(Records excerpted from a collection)
▬▬▬▬▬▬▬▬▬▬
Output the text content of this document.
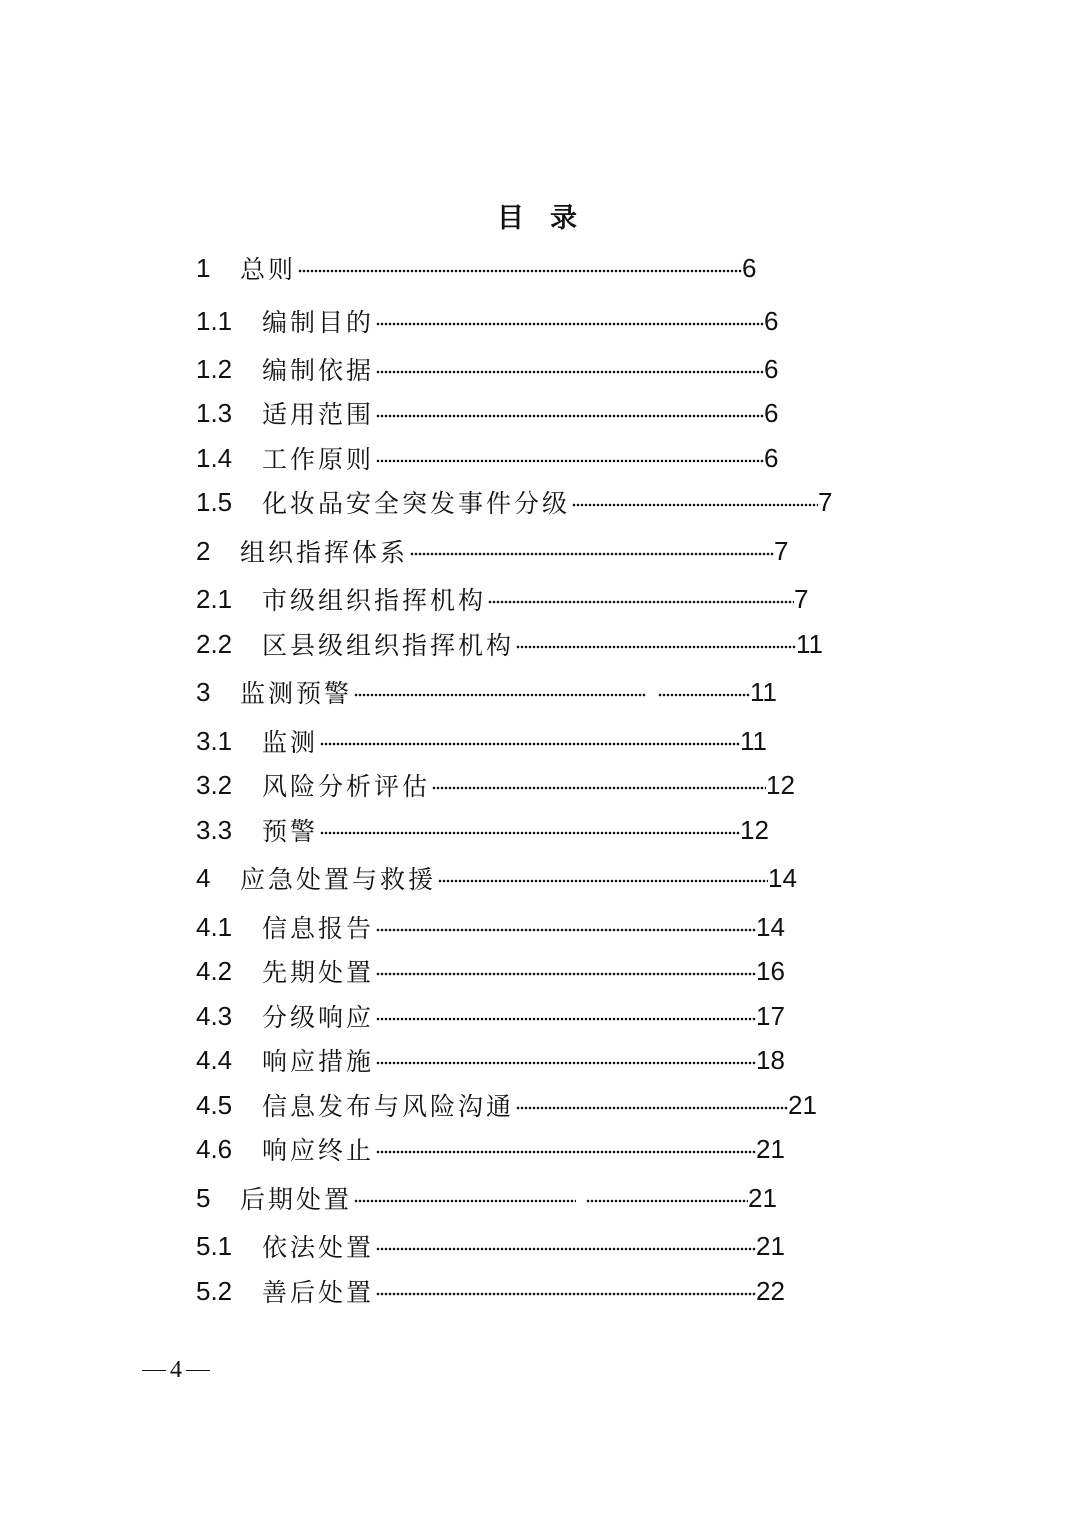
目 录
1	总则	6
1.1	编制目的	6
1.2	编制依据	6
1.3	适用范围	6
1.4	工作原则	6
1.5	化妆品安全突发事件分级	7
2	组织指挥体系	7
2.1	市级组织指挥机构	7
2.2	区县级组织指挥机构	11
3	监测预警	11
3.1	监测	11
3.2	风险分析评估	12
3.3	预警	12
4	应急处置与救援	14
4.1	信息报告	14
4.2	先期处置	16
4.3	分级响应	17
4.4	响应措施	18
4.5	信息发布与风险沟通	21
4.6	响应终止	21
5	后期处置	21
5.1	依法处置	21
5.2	善后处置	22
4
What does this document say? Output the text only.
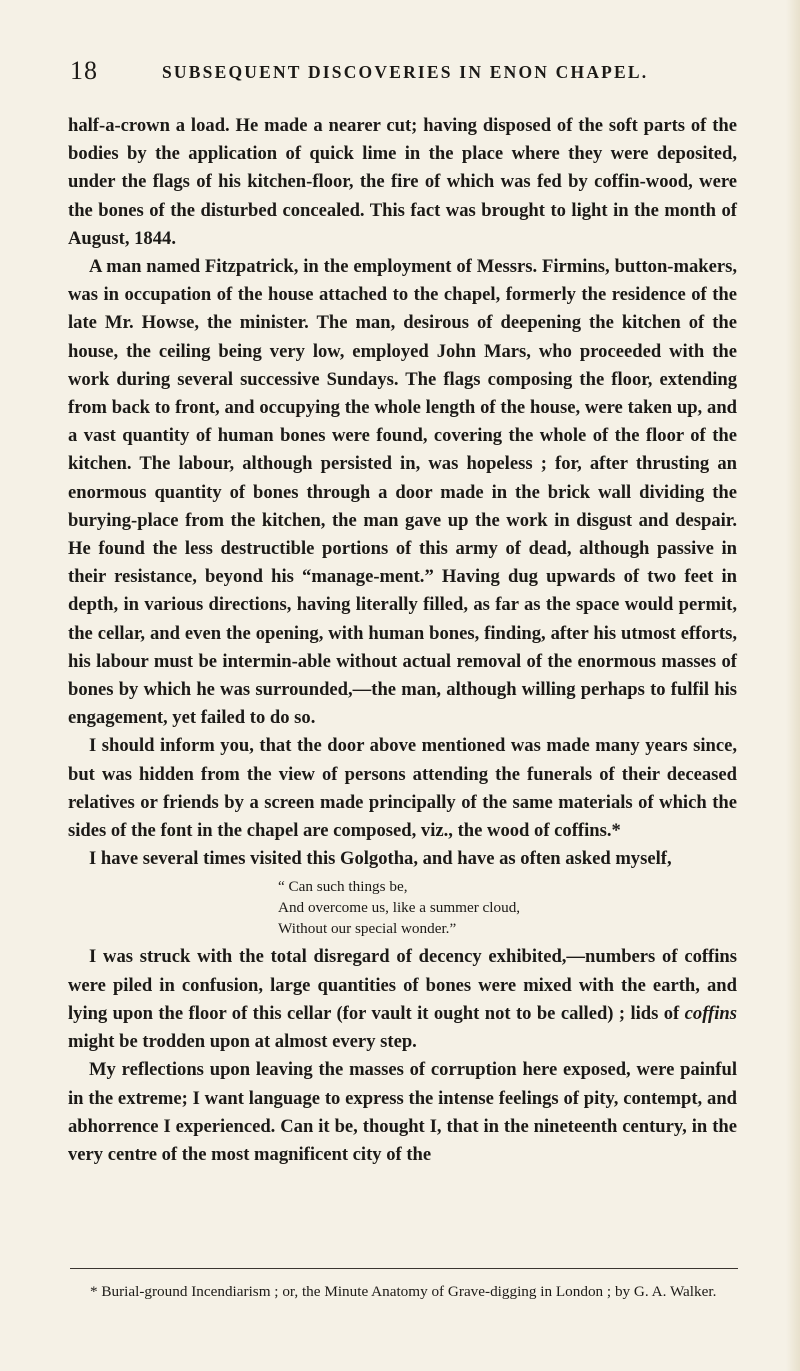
18	SUBSEQUENT DISCOVERIES IN ENON CHAPEL.

half-a-crown a load. He made a nearer cut; having disposed of the soft parts of the bodies by the application of quick lime in the place where they were deposited, under the flags of his kitchen-floor, the fire of which was fed by coffin-wood, were the bones of the disturbed concealed. This fact was brought to light in the month of August, 1844.

A man named Fitzpatrick, in the employment of Messrs. Firmins, button-makers, was in occupation of the house attached to the chapel, formerly the residence of the late Mr. Howse, the minister. The man, desirous of deepening the kitchen of the house, the ceiling being very low, employed John Mars, who proceeded with the work during several successive Sundays. The flags composing the floor, extending from back to front, and occupying the whole length of the house, were taken up, and a vast quantity of human bones were found, covering the whole of the floor of the kitchen. The labour, although persisted in, was hopeless ; for, after thrusting an enormous quantity of bones through a door made in the brick wall dividing the burying-place from the kitchen, the man gave up the work in disgust and despair. He found the less destructible portions of this army of dead, although passive in their resistance, beyond his “manage-ment.” Having dug upwards of two feet in depth, in various directions, having literally filled, as far as the space would permit, the cellar, and even the opening, with human bones, finding, after his utmost efforts, his labour must be intermin-able without actual removal of the enormous masses of bones by which he was surrounded,—the man, although willing perhaps to fulfil his engagement, yet failed to do so.

I should inform you, that the door above mentioned was made many years since, but was hidden from the view of persons attending the funerals of their deceased relatives or friends by a screen made principally of the same materials of which the sides of the font in the chapel are composed, viz., the wood of coffins.*

I have several times visited this Golgotha, and have as often asked myself,

“ Can such things be,
And overcome us, like a summer cloud,
Without our special wonder.”

I was struck with the total disregard of decency exhibited,—numbers of coffins were piled in confusion, large quantities of bones were mixed with the earth, and lying upon the floor of this cellar (for vault it ought not to be called) ; lids of coffins might be trodden upon at almost every step.

My reflections upon leaving the masses of corruption here exposed, were painful in the extreme; I want language to express the intense feelings of pity, contempt, and abhorrence I experienced. Can it be, thought I, that in the nineteenth century, in the very centre of the most magnificent city of the

* Burial-ground Incendiarism ; or, the Minute Anatomy of Grave-digging in London ; by G. A. Walker.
▬▬▬▬▬▬▬▬▬▬
Extract the text of all the records above verbatim, excluding pictures.

## COMPLETE ANSWER:
Output the text content of this document.
目 录
1	总则	6
1.1	编制目的	6
1.2	编制依据	6
1.3	适用范围	6
1.4	工作原则	6
1.5	化妆品安全突发事件分级	7
2	组织指挥体系	7
2.1	市级组织指挥机构	7
2.2	区县级组织指挥机构	11
3	监测预警	11
3.1	监测	11
3.2	风险分析评估	12
3.3	预警	12
4	应急处置与救援	14
4.1	信息报告	14
4.2	先期处置	16
4.3	分级响应	17
4.4	响应措施	18
4.5	信息发布与风险沟通	21
4.6	响应终止	21
5	后期处置	21
5.1	依法处置	21
5.2	善后处置	22
4
What does this document say? Output the text only.
18	SUBSEQUENT DISCOVERIES IN ENON CHAPEL.

half-a-crown a load. He made a nearer cut; having disposed of the soft parts of the bodies by the application of quick lime in the place where they were deposited, under the flags of his kitchen-floor, the fire of which was fed by coffin-wood, were the bones of the disturbed concealed. This fact was brought to light in the month of August, 1844.

A man named Fitzpatrick, in the employment of Messrs. Firmins, button-makers, was in occupation of the house attached to the chapel, formerly the residence of the late Mr. Howse, the minister. The man, desirous of deepening the kitchen of the house, the ceiling being very low, employed John Mars, who proceeded with the work during several successive Sundays. The flags composing the floor, extending from back to front, and occupying the whole length of the house, were taken up, and a vast quantity of human bones were found, covering the whole of the floor of the kitchen. The labour, although persisted in, was hopeless ; for, after thrusting an enormous quantity of bones through a door made in the brick wall dividing the burying-place from the kitchen, the man gave up the work in disgust and despair. He found the less destructible portions of this army of dead, although passive in their resistance, beyond his “manage-ment.” Having dug upwards of two feet in depth, in various directions, having literally filled, as far as the space would permit, the cellar, and even the opening, with human bones, finding, after his utmost efforts, his labour must be intermin-able without actual removal of the enormous masses of bones by which he was surrounded,—the man, although willing perhaps to fulfil his engagement, yet failed to do so.

I should inform you, that the door above mentioned was made many years since, but was hidden from the view of persons attending the funerals of their deceased relatives or friends by a screen made principally of the same materials of which the sides of the font in the chapel are composed, viz., the wood of coffins.*

I have several times visited this Golgotha, and have as often asked myself,

“ Can such things be,
And overcome us, like a summer cloud,
Without our special wonder.”

I was struck with the total disregard of decency exhibited,—numbers of coffins were piled in confusion, large quantities of bones were mixed with the earth, and lying upon the floor of this cellar (for vault it ought not to be called) ; lids of coffins might be trodden upon at almost every step.

My reflections upon leaving the masses of corruption here exposed, were painful in the extreme; I want language to express the intense feelings of pity, contempt, and abhorrence I experienced. Can it be, thought I, that in the nineteenth century, in the very centre of the most magnificent city of the

* Burial-ground Incendiarism ; or, the Minute Anatomy of Grave-digging in London ; by G. A. Walker.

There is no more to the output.